● Aim of the exercise: Skip the pictures. Quote every line below, exactly, from the one with "Read all visible content and emit it as JSON." through the final line.

● Records supplied:
-------
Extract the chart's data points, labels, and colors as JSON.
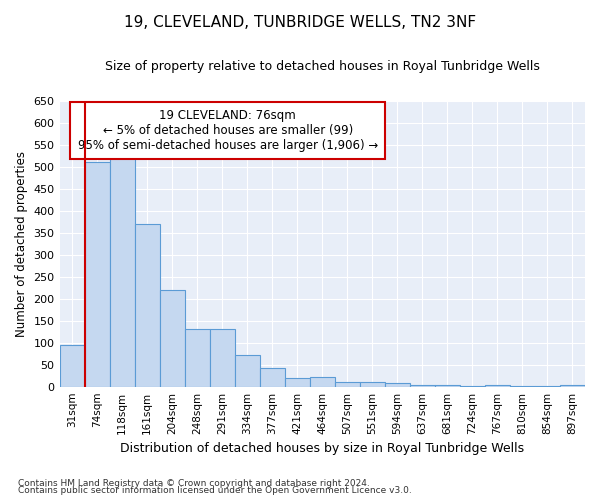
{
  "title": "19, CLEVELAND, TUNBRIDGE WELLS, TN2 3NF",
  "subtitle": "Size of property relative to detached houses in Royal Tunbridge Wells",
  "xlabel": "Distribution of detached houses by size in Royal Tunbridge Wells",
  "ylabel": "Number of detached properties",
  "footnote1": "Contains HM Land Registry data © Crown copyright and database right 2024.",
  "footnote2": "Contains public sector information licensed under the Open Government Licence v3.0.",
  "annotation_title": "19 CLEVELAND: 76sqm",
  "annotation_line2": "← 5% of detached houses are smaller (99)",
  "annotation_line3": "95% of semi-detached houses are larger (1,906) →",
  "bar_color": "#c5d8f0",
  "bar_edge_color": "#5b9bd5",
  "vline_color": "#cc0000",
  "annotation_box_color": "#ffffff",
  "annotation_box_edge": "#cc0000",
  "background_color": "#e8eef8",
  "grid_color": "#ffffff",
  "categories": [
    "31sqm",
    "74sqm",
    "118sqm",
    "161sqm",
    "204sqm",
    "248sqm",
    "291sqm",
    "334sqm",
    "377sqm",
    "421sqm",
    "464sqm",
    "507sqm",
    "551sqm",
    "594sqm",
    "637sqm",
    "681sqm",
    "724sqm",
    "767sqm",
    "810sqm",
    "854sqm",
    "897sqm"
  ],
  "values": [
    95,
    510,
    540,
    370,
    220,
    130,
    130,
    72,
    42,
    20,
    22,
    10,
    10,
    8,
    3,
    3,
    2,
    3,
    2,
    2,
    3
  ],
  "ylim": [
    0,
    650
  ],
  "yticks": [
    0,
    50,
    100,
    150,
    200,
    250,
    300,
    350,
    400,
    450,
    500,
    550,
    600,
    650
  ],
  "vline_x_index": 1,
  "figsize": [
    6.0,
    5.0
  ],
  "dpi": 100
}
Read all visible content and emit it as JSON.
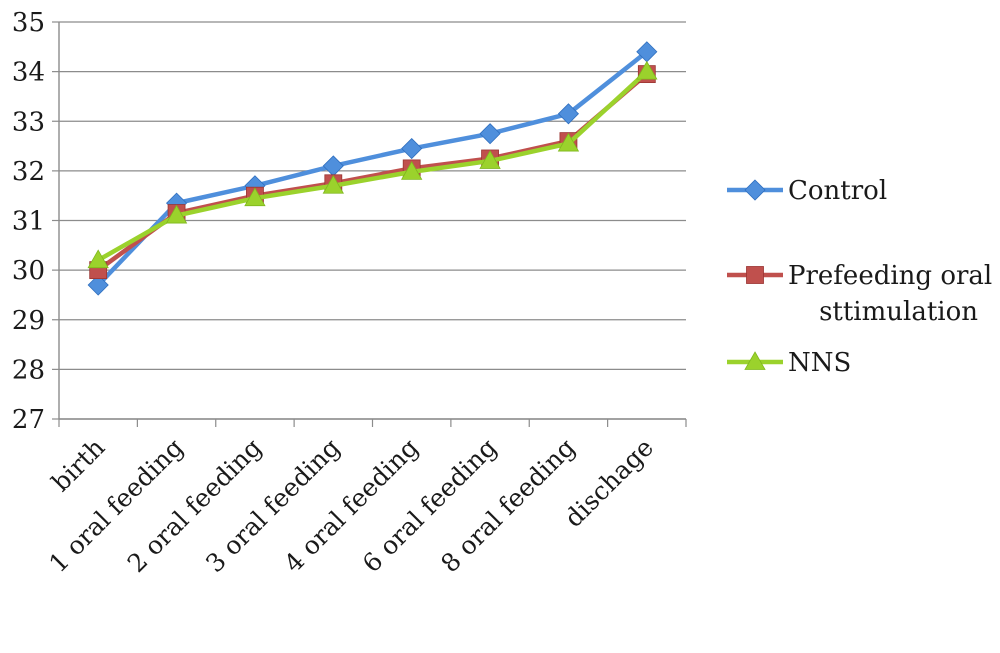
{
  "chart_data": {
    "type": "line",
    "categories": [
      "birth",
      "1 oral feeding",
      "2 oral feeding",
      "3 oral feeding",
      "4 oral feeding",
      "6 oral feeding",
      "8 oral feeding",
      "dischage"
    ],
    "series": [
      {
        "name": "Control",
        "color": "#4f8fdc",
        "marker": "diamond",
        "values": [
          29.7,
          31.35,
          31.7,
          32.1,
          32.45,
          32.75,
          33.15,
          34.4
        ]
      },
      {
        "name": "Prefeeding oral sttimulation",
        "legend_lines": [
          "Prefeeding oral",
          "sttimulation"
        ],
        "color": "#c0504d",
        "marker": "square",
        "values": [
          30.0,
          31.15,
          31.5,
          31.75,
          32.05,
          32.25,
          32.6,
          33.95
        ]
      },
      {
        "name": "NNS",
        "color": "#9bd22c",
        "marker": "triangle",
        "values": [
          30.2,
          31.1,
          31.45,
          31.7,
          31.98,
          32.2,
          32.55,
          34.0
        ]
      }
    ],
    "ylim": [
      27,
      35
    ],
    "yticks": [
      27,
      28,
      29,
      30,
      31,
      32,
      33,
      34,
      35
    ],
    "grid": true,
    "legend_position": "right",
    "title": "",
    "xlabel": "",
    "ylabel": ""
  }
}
-------
● Written response:
Read all visible content and emit it as JSON.
{
  "chart_data": {
    "type": "line",
    "categories": [
      "birth",
      "1 oral feeding",
      "2 oral feeding",
      "3 oral feeding",
      "4 oral feeding",
      "6 oral feeding",
      "8 oral feeding",
      "dischage"
    ],
    "series": [
      {
        "name": "Control",
        "color": "#4f8fdc",
        "marker": "diamond",
        "values": [
          29.7,
          31.35,
          31.7,
          32.1,
          32.45,
          32.75,
          33.15,
          34.4
        ]
      },
      {
        "name": "Prefeeding oral sttimulation",
        "legend_lines": [
          "Prefeeding oral",
          "sttimulation"
        ],
        "color": "#c0504d",
        "marker": "square",
        "values": [
          30.0,
          31.15,
          31.5,
          31.75,
          32.05,
          32.25,
          32.6,
          33.95
        ]
      },
      {
        "name": "NNS",
        "color": "#9bd22c",
        "marker": "triangle",
        "values": [
          30.2,
          31.1,
          31.45,
          31.7,
          31.98,
          32.2,
          32.55,
          34.0
        ]
      }
    ],
    "ylim": [
      27,
      35
    ],
    "yticks": [
      27,
      28,
      29,
      30,
      31,
      32,
      33,
      34,
      35
    ],
    "grid": true,
    "legend_position": "right",
    "title": "",
    "xlabel": "",
    "ylabel": ""
  }
}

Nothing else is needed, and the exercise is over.